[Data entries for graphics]
———

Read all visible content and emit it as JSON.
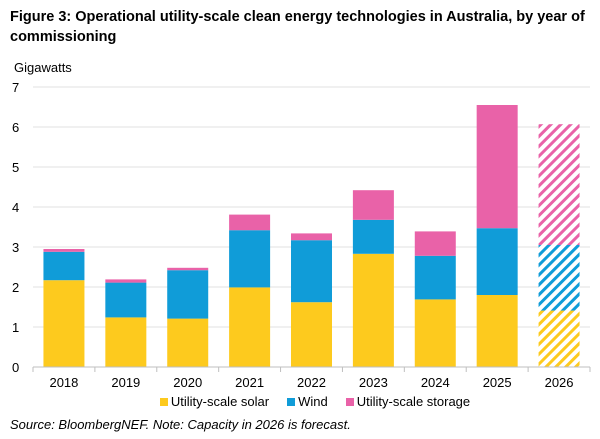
{
  "figure": {
    "title": "Figure 3:  Operational utility-scale clean energy technologies in Australia, by year of commissioning",
    "source_note": "Source: BloombergNEF. Note: Capacity in 2026 is forecast."
  },
  "chart_data": {
    "type": "bar",
    "stacked": true,
    "title": "Figure 3:  Operational utility-scale clean energy technologies in Australia, by year of commissioning",
    "xlabel": "",
    "ylabel": "Gigawatts",
    "ylim": [
      0,
      7
    ],
    "yticks": [
      0,
      1,
      2,
      3,
      4,
      5,
      6,
      7
    ],
    "grid": true,
    "legend_position": "bottom",
    "categories": [
      "2018",
      "2019",
      "2020",
      "2021",
      "2022",
      "2023",
      "2024",
      "2025",
      "2026"
    ],
    "forecast_categories": [
      "2026"
    ],
    "series": [
      {
        "name": "Utility-scale solar",
        "color": "#FDCA1E",
        "values": [
          2.17,
          1.24,
          1.21,
          1.99,
          1.62,
          2.83,
          1.69,
          1.8,
          1.41
        ]
      },
      {
        "name": "Wind",
        "color": "#109CD8",
        "values": [
          0.71,
          0.87,
          1.21,
          1.43,
          1.55,
          0.85,
          1.09,
          1.67,
          1.64
        ]
      },
      {
        "name": "Utility-scale storage",
        "color": "#E962A8",
        "values": [
          0.07,
          0.08,
          0.06,
          0.39,
          0.17,
          0.74,
          0.61,
          3.08,
          3.02
        ]
      }
    ]
  }
}
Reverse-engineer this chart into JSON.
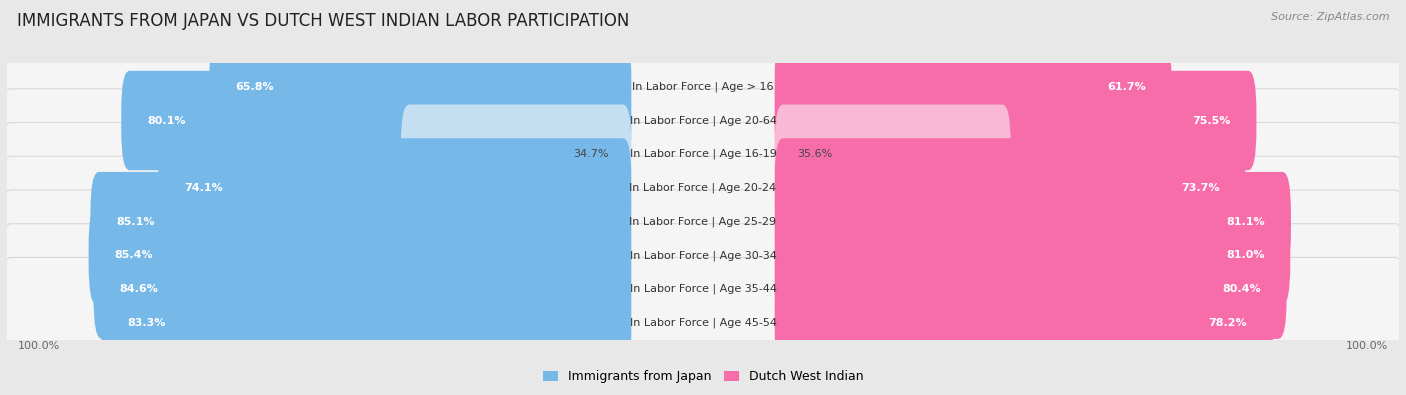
{
  "title": "IMMIGRANTS FROM JAPAN VS DUTCH WEST INDIAN LABOR PARTICIPATION",
  "source": "Source: ZipAtlas.com",
  "categories": [
    "In Labor Force | Age > 16",
    "In Labor Force | Age 20-64",
    "In Labor Force | Age 16-19",
    "In Labor Force | Age 20-24",
    "In Labor Force | Age 25-29",
    "In Labor Force | Age 30-34",
    "In Labor Force | Age 35-44",
    "In Labor Force | Age 45-54"
  ],
  "japan_values": [
    65.8,
    80.1,
    34.7,
    74.1,
    85.1,
    85.4,
    84.6,
    83.3
  ],
  "dutch_values": [
    61.7,
    75.5,
    35.6,
    73.7,
    81.1,
    81.0,
    80.4,
    78.2
  ],
  "japan_color": "#76b8e8",
  "japan_light_color": "#c5dff2",
  "dutch_color": "#f76daa",
  "dutch_light_color": "#f9b8d4",
  "background_color": "#e8e8e8",
  "row_bg_color": "#f5f5f5",
  "row_border_color": "#d8d8d8",
  "title_fontsize": 12,
  "label_fontsize": 8,
  "value_fontsize": 8,
  "legend_fontsize": 9,
  "source_fontsize": 8,
  "low_threshold": 50
}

———

Directions: From the entries above, copy every line that holds the word "JSON".

Response to this exercise:
Read all visible content and emit it as JSON.
Reverse-engineer this chart into JSON.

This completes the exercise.